begin DATA RECORDS

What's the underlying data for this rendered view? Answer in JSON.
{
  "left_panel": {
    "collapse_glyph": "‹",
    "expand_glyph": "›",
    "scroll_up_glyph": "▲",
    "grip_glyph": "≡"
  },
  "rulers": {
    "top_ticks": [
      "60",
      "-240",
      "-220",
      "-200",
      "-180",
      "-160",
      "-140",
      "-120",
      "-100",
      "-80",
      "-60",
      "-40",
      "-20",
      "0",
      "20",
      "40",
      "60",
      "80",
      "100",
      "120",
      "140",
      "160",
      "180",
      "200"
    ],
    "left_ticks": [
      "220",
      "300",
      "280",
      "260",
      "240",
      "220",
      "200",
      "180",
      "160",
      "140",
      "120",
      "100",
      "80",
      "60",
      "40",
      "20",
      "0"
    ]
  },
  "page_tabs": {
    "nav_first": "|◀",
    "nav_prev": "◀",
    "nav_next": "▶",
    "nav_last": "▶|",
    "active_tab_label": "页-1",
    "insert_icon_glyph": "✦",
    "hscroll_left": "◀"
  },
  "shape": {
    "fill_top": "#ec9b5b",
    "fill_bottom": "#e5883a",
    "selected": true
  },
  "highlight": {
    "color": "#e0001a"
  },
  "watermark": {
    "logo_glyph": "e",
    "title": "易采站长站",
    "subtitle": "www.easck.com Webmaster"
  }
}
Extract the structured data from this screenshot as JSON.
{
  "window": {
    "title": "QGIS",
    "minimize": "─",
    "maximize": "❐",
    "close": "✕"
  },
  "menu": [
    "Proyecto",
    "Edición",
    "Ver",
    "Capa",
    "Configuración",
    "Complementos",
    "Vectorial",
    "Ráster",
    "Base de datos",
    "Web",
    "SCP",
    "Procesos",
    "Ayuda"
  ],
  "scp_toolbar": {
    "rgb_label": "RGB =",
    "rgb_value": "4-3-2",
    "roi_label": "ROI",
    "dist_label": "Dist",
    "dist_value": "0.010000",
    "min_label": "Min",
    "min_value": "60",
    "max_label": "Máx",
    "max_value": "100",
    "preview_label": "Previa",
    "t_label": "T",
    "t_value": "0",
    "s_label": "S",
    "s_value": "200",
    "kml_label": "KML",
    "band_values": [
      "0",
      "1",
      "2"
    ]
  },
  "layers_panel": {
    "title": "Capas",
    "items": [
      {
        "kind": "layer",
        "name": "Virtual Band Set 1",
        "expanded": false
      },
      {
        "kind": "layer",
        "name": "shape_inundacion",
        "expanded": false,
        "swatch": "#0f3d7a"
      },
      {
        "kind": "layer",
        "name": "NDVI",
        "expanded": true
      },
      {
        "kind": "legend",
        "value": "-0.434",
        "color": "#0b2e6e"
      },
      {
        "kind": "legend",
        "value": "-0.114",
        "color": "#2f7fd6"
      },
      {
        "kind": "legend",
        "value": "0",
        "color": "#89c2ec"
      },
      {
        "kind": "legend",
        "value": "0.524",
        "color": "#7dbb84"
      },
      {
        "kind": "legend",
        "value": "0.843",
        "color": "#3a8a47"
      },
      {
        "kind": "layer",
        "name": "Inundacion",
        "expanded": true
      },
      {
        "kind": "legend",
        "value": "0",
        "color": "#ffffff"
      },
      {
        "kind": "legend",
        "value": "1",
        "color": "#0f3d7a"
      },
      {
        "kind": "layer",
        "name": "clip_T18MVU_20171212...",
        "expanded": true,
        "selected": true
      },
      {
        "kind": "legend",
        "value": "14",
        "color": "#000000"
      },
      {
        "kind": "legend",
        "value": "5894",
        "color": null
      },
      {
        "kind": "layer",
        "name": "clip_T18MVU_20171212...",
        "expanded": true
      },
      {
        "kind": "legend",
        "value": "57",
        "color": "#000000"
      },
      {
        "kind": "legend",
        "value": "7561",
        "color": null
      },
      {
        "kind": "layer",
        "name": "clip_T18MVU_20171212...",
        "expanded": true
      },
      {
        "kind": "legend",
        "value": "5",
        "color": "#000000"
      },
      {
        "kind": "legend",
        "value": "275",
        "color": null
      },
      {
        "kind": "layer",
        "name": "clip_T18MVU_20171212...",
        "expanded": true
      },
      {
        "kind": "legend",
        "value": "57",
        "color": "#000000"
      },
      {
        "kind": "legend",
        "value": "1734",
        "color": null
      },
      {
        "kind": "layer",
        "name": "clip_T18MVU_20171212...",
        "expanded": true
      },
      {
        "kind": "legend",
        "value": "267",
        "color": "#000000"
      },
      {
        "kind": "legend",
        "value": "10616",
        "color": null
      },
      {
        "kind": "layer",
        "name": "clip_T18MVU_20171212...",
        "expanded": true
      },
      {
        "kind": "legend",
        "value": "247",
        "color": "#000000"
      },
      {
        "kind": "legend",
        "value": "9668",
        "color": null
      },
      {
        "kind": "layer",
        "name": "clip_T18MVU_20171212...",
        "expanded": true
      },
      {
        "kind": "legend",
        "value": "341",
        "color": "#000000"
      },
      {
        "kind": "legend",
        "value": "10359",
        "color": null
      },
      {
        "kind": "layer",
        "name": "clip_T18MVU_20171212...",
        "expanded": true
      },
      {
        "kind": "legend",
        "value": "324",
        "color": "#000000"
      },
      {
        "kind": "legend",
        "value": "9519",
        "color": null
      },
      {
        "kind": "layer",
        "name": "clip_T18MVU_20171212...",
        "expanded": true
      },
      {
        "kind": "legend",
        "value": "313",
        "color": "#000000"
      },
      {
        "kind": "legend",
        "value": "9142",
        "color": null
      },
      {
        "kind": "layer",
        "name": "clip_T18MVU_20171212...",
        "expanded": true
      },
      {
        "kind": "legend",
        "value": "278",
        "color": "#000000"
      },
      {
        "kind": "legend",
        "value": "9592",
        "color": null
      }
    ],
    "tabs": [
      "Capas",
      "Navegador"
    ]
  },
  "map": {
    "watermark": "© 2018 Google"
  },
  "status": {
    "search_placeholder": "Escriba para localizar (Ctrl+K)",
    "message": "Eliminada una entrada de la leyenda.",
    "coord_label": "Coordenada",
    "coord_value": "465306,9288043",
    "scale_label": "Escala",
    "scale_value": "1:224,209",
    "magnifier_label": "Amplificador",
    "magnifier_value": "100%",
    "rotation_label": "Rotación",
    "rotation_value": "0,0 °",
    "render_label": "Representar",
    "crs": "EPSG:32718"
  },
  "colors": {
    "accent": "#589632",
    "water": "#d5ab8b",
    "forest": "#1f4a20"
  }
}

end DATA RECORDS

■ GIVEN EXERCISE
Every entry above should be retyped exactly as shown.

■ TASK ANSWER
What's the underlying data for this rendered view? Answer in JSON.
{
  "left_panel": {
    "collapse_glyph": "‹",
    "expand_glyph": "›",
    "scroll_up_glyph": "▲",
    "grip_glyph": "≡"
  },
  "rulers": {
    "top_ticks": [
      "60",
      "-240",
      "-220",
      "-200",
      "-180",
      "-160",
      "-140",
      "-120",
      "-100",
      "-80",
      "-60",
      "-40",
      "-20",
      "0",
      "20",
      "40",
      "60",
      "80",
      "100",
      "120",
      "140",
      "160",
      "180",
      "200"
    ],
    "left_ticks": [
      "220",
      "300",
      "280",
      "260",
      "240",
      "220",
      "200",
      "180",
      "160",
      "140",
      "120",
      "100",
      "80",
      "60",
      "40",
      "20",
      "0"
    ]
  },
  "page_tabs": {
    "nav_first": "|◀",
    "nav_prev": "◀",
    "nav_next": "▶",
    "nav_last": "▶|",
    "active_tab_label": "页-1",
    "insert_icon_glyph": "✦",
    "hscroll_left": "◀"
  },
  "shape": {
    "fill_top": "#ec9b5b",
    "fill_bottom": "#e5883a",
    "selected": true
  },
  "highlight": {
    "color": "#e0001a"
  },
  "watermark": {
    "logo_glyph": "e",
    "title": "易采站长站",
    "subtitle": "www.easck.com Webmaster"
  }
}
Extract the structured data from this screenshot as JSON.
{
  "window": {
    "title": "QGIS",
    "minimize": "─",
    "maximize": "❐",
    "close": "✕"
  },
  "menu": [
    "Proyecto",
    "Edición",
    "Ver",
    "Capa",
    "Configuración",
    "Complementos",
    "Vectorial",
    "Ráster",
    "Base de datos",
    "Web",
    "SCP",
    "Procesos",
    "Ayuda"
  ],
  "scp_toolbar": {
    "rgb_label": "RGB =",
    "rgb_value": "4-3-2",
    "roi_label": "ROI",
    "dist_label": "Dist",
    "dist_value": "0.010000",
    "min_label": "Min",
    "min_value": "60",
    "max_label": "Máx",
    "max_value": "100",
    "preview_label": "Previa",
    "t_label": "T",
    "t_value": "0",
    "s_label": "S",
    "s_value": "200",
    "kml_label": "KML",
    "band_values": [
      "0",
      "1",
      "2"
    ]
  },
  "layers_panel": {
    "title": "Capas",
    "items": [
      {
        "kind": "layer",
        "name": "Virtual Band Set 1",
        "expanded": false
      },
      {
        "kind": "layer",
        "name": "shape_inundacion",
        "expanded": false,
        "swatch": "#0f3d7a"
      },
      {
        "kind": "layer",
        "name": "NDVI",
        "expanded": true
      },
      {
        "kind": "legend",
        "value": "-0.434",
        "color": "#0b2e6e"
      },
      {
        "kind": "legend",
        "value": "-0.114",
        "color": "#2f7fd6"
      },
      {
        "kind": "legend",
        "value": "0",
        "color": "#89c2ec"
      },
      {
        "kind": "legend",
        "value": "0.524",
        "color": "#7dbb84"
      },
      {
        "kind": "legend",
        "value": "0.843",
        "color": "#3a8a47"
      },
      {
        "kind": "layer",
        "name": "Inundacion",
        "expanded": true
      },
      {
        "kind": "legend",
        "value": "0",
        "color": "#ffffff"
      },
      {
        "kind": "legend",
        "value": "1",
        "color": "#0f3d7a"
      },
      {
        "kind": "layer",
        "name": "clip_T18MVU_20171212...",
        "expanded": true,
        "selected": true
      },
      {
        "kind": "legend",
        "value": "14",
        "color": "#000000"
      },
      {
        "kind": "legend",
        "value": "5894",
        "color": null
      },
      {
        "kind": "layer",
        "name": "clip_T18MVU_20171212...",
        "expanded": true
      },
      {
        "kind": "legend",
        "value": "57",
        "color": "#000000"
      },
      {
        "kind": "legend",
        "value": "7561",
        "color": null
      },
      {
        "kind": "layer",
        "name": "clip_T18MVU_20171212...",
        "expanded": true
      },
      {
        "kind": "legend",
        "value": "5",
        "color": "#000000"
      },
      {
        "kind": "legend",
        "value": "275",
        "color": null
      },
      {
        "kind": "layer",
        "name": "clip_T18MVU_20171212...",
        "expanded": true
      },
      {
        "kind": "legend",
        "value": "57",
        "color": "#000000"
      },
      {
        "kind": "legend",
        "value": "1734",
        "color": null
      },
      {
        "kind": "layer",
        "name": "clip_T18MVU_20171212...",
        "expanded": true
      },
      {
        "kind": "legend",
        "value": "267",
        "color": "#000000"
      },
      {
        "kind": "legend",
        "value": "10616",
        "color": null
      },
      {
        "kind": "layer",
        "name": "clip_T18MVU_20171212...",
        "expanded": true
      },
      {
        "kind": "legend",
        "value": "247",
        "color": "#000000"
      },
      {
        "kind": "legend",
        "value": "9668",
        "color": null
      },
      {
        "kind": "layer",
        "name": "clip_T18MVU_20171212...",
        "expanded": true
      },
      {
        "kind": "legend",
        "value": "341",
        "color": "#000000"
      },
      {
        "kind": "legend",
        "value": "10359",
        "color": null
      },
      {
        "kind": "layer",
        "name": "clip_T18MVU_20171212...",
        "expanded": true
      },
      {
        "kind": "legend",
        "value": "324",
        "color": "#000000"
      },
      {
        "kind": "legend",
        "value": "9519",
        "color": null
      },
      {
        "kind": "layer",
        "name": "clip_T18MVU_20171212...",
        "expanded": true
      },
      {
        "kind": "legend",
        "value": "313",
        "color": "#000000"
      },
      {
        "kind": "legend",
        "value": "9142",
        "color": null
      },
      {
        "kind": "layer",
        "name": "clip_T18MVU_20171212...",
        "expanded": true
      },
      {
        "kind": "legend",
        "value": "278",
        "color": "#000000"
      },
      {
        "kind": "legend",
        "value": "9592",
        "color": null
      }
    ],
    "tabs": [
      "Capas",
      "Navegador"
    ]
  },
  "map": {
    "watermark": "© 2018 Google"
  },
  "status": {
    "search_placeholder": "Escriba para localizar (Ctrl+K)",
    "message": "Eliminada una entrada de la leyenda.",
    "coord_label": "Coordenada",
    "coord_value": "465306,9288043",
    "scale_label": "Escala",
    "scale_value": "1:224,209",
    "magnifier_label": "Amplificador",
    "magnifier_value": "100%",
    "rotation_label": "Rotación",
    "rotation_value": "0,0 °",
    "render_label": "Representar",
    "crs": "EPSG:32718"
  },
  "colors": {
    "accent": "#589632",
    "water": "#d5ab8b",
    "forest": "#1f4a20"
  }
}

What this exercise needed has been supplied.